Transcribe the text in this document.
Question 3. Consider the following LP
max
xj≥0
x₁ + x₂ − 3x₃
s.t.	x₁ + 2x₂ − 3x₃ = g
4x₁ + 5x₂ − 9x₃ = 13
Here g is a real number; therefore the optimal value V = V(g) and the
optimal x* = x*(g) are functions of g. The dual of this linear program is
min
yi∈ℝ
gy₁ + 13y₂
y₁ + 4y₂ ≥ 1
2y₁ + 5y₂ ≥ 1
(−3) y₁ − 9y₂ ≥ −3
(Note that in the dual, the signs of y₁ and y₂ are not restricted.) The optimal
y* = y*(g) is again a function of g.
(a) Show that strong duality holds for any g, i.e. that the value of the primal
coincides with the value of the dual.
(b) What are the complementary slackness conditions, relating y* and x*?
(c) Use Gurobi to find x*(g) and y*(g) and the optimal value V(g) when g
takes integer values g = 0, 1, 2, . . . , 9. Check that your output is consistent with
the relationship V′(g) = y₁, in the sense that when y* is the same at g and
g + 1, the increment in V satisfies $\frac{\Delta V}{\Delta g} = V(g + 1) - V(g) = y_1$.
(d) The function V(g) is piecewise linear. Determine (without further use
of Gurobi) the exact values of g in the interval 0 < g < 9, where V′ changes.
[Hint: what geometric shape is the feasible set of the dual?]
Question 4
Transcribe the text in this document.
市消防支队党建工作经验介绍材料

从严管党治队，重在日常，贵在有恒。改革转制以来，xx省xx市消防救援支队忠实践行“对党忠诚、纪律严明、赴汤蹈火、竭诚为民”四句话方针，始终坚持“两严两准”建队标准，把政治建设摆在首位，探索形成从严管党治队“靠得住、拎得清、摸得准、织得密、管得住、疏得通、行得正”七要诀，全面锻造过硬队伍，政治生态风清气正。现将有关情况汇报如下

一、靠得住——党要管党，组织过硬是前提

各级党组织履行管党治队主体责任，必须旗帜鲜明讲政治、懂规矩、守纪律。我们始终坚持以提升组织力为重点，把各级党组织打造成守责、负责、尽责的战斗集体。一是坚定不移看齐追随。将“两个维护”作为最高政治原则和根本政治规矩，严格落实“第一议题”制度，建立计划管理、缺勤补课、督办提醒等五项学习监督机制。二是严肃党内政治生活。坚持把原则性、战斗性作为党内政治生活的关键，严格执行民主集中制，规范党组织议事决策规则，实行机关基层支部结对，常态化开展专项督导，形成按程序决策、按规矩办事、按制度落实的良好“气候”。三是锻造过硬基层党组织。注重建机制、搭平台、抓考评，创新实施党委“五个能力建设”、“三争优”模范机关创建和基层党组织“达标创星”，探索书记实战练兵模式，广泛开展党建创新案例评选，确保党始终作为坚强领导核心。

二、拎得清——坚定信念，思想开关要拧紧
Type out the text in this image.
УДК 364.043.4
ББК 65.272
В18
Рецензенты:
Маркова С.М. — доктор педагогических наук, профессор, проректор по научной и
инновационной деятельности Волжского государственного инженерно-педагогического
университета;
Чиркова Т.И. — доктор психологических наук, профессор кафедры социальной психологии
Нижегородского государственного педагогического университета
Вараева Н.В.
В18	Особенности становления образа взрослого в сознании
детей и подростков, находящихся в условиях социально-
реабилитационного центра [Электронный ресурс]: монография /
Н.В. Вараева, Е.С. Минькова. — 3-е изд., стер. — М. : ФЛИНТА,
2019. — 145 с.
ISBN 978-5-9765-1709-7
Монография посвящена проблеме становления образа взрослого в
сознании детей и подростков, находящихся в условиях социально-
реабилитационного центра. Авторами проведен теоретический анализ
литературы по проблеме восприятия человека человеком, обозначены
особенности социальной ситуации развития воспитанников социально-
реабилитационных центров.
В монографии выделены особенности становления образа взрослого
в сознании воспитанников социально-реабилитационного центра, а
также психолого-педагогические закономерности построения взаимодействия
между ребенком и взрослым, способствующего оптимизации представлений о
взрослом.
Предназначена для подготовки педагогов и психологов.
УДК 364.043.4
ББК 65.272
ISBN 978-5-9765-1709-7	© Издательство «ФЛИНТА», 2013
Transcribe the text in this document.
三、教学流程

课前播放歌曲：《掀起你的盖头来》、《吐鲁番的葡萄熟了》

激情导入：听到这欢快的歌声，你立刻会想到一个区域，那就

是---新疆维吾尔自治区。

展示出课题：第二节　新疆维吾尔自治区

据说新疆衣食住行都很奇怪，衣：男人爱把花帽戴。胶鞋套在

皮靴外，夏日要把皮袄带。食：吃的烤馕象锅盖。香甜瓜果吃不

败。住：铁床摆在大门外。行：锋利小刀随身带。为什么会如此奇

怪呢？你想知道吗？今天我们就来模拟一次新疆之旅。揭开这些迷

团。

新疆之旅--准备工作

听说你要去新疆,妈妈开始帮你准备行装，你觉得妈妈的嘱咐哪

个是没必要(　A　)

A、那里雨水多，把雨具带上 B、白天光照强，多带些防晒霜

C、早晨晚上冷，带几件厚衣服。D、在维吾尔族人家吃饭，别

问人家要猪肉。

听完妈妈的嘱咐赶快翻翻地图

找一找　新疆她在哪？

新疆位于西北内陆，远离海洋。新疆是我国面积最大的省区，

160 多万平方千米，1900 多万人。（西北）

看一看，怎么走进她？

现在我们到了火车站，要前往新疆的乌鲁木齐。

■ **EXERCISE DIRECTIONS**
List every line in the records above that contains the word "государственного".

■ **SOLUTION TO THE EXERCISE**
инновационной деятельности Волжского государственного инженерно-педагогического
Нижегородского государственного педагогического университета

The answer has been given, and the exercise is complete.